* _RECORDS PROVIDED_
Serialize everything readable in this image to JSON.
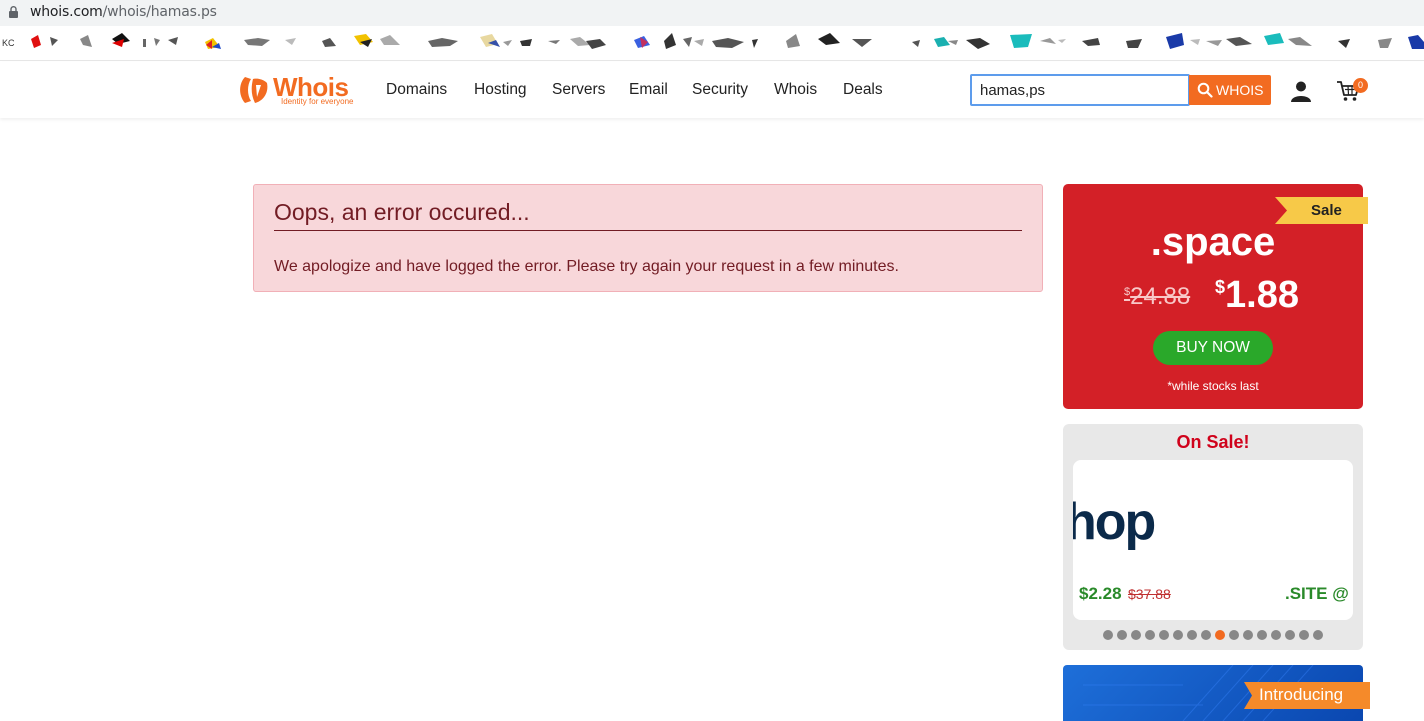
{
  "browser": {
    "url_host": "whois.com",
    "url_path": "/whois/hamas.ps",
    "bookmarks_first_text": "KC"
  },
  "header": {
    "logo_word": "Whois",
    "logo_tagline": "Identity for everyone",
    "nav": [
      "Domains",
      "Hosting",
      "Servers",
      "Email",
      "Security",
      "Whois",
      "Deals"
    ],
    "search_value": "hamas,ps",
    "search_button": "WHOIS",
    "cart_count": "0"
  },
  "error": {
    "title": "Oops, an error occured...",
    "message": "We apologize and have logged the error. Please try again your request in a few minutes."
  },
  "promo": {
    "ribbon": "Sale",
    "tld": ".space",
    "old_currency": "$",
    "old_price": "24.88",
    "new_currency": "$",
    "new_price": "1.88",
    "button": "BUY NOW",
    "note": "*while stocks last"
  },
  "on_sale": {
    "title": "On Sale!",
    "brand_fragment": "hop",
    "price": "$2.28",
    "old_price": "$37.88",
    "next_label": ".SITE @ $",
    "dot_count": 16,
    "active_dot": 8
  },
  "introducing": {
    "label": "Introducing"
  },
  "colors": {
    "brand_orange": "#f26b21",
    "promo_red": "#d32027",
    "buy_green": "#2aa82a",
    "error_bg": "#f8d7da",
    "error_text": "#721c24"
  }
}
==
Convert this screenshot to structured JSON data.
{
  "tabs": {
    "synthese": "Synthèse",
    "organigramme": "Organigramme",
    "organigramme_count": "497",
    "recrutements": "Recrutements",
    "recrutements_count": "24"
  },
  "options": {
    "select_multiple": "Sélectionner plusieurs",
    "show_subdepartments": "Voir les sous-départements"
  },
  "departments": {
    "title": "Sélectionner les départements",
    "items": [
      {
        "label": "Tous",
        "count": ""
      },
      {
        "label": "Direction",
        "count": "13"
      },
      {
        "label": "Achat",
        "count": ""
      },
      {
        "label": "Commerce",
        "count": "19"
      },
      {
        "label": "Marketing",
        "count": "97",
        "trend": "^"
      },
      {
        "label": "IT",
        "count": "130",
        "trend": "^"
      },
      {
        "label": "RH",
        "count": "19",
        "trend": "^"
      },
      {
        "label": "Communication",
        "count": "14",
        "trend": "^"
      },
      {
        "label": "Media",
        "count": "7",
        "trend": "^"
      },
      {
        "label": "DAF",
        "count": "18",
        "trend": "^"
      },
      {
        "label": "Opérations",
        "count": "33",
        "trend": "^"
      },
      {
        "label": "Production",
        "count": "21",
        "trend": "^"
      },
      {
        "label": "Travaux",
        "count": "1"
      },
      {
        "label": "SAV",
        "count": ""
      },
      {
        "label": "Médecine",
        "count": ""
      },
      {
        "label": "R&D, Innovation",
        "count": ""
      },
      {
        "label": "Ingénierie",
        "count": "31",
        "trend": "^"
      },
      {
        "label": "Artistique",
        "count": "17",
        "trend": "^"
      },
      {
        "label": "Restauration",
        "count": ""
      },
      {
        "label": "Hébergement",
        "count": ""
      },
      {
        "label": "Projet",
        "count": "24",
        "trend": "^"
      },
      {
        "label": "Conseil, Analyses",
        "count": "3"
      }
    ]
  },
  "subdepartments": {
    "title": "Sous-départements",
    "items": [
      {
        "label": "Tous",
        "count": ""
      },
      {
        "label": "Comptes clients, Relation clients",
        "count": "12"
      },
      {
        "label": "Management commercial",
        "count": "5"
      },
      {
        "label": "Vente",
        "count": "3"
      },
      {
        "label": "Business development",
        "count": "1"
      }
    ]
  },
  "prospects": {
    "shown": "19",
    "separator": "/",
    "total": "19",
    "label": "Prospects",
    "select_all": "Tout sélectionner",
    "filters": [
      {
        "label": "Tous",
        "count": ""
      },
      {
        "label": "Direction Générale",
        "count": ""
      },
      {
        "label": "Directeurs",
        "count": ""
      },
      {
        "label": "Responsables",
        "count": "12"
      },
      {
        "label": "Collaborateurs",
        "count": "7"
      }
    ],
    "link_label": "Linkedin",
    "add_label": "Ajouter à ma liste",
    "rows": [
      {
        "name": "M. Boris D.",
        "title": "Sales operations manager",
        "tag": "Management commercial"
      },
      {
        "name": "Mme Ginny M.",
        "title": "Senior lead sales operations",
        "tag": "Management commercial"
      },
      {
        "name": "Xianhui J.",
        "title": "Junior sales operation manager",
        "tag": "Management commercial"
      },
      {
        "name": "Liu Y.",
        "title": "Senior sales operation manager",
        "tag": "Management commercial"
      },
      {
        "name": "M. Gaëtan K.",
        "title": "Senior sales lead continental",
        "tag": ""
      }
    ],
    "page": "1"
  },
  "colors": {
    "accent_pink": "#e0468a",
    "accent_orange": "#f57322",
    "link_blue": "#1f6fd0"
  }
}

* _EXERCISE_
Show all lines from the records above where the word "title" occurs.

* _EXERCISE RESULT_
    "title": "Oops, an error occured...",
    "title": "On Sale!",
    "title": "Sélectionner les départements",
    "title": "Sous-départements",
        "title": "Sales operations manager",
        "title": "Senior lead sales operations",
        "title": "Junior sales operation manager",
        "title": "Senior sales operation manager",
        "title": "Senior sales lead continental",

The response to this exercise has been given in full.